<<<<
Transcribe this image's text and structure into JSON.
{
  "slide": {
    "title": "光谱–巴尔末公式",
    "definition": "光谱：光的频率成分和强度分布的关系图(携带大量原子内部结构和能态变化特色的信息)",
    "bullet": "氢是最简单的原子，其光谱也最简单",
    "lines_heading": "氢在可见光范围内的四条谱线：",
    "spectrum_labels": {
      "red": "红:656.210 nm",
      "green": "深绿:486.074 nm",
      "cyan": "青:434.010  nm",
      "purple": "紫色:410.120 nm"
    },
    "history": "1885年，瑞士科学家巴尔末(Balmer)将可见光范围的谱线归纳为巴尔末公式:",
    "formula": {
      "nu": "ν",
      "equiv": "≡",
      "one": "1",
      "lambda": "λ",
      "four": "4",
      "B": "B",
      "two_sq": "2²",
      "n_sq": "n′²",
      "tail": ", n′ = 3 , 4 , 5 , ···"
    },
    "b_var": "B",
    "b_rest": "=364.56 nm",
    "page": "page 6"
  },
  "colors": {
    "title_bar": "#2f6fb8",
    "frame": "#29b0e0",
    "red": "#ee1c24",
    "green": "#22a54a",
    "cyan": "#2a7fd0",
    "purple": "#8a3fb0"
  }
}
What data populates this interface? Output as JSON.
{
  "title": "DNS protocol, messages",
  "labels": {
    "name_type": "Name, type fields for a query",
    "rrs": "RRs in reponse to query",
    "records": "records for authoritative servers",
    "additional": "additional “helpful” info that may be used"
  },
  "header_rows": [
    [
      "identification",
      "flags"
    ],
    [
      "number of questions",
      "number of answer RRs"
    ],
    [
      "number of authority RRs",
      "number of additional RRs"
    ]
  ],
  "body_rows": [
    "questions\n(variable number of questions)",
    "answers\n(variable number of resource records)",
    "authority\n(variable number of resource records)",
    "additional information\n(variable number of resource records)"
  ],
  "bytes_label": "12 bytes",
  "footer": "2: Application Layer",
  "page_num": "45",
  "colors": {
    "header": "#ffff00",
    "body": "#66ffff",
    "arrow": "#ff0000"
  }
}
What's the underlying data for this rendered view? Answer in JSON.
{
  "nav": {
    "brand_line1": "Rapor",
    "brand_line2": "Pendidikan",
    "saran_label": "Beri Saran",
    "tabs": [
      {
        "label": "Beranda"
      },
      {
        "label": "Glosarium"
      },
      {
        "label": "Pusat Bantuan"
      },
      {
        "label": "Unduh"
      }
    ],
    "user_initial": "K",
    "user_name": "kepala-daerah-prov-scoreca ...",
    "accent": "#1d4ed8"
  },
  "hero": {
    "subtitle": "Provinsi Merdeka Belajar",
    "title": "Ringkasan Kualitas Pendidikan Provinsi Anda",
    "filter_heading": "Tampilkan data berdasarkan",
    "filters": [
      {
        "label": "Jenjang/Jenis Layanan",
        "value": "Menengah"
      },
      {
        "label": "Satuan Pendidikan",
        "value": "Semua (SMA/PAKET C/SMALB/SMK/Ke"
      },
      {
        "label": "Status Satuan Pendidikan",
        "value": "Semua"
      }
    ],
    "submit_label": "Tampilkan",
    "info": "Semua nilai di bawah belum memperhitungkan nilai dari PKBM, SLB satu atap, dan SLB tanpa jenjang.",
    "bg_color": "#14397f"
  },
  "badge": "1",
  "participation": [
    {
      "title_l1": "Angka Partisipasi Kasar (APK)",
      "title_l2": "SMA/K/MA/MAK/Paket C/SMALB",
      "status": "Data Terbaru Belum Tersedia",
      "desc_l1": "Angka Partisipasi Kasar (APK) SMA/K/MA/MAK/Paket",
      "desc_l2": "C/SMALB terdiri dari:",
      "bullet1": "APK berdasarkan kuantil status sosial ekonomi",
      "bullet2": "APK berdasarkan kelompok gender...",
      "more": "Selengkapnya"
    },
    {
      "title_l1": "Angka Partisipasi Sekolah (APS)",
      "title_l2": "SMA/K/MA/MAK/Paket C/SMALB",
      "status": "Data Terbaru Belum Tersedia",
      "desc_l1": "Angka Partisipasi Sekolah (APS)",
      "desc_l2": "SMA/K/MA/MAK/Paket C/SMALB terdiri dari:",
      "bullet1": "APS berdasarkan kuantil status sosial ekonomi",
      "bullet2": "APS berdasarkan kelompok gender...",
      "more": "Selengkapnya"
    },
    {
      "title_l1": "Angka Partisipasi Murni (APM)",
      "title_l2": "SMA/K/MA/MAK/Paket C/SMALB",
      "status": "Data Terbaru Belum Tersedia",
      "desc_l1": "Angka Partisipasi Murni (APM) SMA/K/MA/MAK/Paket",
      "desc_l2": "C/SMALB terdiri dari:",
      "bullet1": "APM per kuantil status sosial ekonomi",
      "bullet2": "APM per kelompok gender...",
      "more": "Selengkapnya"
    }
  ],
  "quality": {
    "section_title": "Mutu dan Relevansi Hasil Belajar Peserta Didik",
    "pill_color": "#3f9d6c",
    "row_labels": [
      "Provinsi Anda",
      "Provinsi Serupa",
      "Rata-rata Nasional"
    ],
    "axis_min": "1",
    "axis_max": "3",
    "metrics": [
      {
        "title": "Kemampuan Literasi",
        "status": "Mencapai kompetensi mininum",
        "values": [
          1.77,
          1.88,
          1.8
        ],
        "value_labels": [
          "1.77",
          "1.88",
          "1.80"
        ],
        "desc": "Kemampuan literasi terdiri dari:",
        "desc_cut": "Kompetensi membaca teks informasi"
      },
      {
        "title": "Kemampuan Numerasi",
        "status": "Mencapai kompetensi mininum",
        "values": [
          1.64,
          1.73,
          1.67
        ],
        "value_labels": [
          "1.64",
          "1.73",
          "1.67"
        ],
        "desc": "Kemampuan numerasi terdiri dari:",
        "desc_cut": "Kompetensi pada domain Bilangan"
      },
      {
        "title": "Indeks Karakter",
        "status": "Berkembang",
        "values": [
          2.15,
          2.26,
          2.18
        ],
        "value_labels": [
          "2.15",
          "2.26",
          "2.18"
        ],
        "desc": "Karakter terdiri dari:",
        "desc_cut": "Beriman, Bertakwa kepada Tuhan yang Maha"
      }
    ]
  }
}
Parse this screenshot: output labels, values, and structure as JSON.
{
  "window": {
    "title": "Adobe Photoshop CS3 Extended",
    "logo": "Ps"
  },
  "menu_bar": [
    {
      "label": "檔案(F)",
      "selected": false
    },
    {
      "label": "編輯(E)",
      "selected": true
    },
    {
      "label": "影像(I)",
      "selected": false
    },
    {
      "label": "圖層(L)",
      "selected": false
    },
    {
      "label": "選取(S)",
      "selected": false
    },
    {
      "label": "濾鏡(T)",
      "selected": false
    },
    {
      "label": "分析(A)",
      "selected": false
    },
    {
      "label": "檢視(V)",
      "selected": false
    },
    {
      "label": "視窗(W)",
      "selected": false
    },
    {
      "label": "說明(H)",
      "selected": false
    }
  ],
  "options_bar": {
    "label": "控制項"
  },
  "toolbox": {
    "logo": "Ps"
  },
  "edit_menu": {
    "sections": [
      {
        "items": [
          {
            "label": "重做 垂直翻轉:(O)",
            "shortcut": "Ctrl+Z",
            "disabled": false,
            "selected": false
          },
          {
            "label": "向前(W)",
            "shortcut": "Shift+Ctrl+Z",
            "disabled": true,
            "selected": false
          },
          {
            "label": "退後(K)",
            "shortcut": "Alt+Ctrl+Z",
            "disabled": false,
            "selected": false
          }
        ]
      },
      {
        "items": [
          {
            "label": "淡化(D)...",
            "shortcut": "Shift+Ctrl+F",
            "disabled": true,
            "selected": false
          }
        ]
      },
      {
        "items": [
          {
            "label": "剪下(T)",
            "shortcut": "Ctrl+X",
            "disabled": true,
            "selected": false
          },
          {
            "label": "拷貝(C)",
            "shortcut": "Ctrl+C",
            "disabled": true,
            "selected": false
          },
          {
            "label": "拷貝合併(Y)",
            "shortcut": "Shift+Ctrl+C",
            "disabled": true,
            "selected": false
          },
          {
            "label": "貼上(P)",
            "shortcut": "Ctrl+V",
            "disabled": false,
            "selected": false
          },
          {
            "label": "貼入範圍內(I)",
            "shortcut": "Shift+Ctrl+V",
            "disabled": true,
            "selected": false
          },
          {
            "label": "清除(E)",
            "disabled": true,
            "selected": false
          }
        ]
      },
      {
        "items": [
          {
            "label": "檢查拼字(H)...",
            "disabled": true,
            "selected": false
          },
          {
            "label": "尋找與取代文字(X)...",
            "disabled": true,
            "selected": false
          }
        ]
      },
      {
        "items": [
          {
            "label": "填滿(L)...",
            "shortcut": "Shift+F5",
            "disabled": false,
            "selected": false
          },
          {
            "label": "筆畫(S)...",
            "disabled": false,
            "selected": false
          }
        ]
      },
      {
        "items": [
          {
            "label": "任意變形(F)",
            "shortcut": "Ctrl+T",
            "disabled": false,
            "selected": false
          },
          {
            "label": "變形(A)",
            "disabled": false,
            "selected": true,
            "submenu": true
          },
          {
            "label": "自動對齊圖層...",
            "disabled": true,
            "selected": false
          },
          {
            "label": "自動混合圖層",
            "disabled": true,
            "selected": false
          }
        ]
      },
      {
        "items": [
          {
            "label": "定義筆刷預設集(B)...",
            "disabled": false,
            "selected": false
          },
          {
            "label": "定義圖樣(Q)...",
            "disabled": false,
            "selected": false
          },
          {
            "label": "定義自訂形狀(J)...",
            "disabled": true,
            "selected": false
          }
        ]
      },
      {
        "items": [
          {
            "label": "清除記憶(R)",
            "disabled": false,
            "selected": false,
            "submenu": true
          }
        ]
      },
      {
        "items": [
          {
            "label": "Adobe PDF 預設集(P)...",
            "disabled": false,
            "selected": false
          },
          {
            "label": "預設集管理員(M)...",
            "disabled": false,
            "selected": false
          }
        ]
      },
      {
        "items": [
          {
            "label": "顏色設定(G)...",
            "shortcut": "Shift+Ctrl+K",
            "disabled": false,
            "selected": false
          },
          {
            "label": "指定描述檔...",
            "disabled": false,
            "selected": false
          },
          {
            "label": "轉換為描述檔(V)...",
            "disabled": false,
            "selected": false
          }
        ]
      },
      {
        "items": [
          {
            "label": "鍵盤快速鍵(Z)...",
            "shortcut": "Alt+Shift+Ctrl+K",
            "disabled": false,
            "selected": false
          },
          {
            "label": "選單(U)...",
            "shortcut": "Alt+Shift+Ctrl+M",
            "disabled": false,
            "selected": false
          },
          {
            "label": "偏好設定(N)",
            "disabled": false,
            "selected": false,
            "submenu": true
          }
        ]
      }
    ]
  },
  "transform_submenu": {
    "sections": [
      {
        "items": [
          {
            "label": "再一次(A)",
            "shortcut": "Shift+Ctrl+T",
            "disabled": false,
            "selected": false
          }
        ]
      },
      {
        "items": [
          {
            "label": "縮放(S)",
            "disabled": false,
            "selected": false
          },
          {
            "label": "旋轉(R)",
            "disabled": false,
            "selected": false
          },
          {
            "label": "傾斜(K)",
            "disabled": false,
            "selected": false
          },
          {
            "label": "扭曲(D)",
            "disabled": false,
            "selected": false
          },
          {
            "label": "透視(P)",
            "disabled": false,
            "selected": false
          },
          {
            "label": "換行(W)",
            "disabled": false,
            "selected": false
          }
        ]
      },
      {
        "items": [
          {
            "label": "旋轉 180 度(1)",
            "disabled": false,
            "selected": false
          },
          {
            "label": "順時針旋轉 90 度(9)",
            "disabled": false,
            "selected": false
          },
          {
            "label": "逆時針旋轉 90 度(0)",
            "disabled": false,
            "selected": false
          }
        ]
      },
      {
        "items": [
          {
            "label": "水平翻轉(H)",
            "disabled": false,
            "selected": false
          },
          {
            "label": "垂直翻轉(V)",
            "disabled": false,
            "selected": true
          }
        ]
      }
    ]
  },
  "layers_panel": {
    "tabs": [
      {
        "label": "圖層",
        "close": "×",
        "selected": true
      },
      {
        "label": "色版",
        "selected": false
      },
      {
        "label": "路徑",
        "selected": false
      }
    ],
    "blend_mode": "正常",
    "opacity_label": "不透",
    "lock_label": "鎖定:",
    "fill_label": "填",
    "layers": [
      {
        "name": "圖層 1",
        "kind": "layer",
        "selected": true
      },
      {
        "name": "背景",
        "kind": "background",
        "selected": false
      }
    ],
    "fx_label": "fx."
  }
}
>>>>
* **Aim**: Pull out each line of the entries that contains "structure".

* **Output**:
Transcribe this image's text and structure into JSON.
Parse this screenshot: output labels, values, and structure as JSON.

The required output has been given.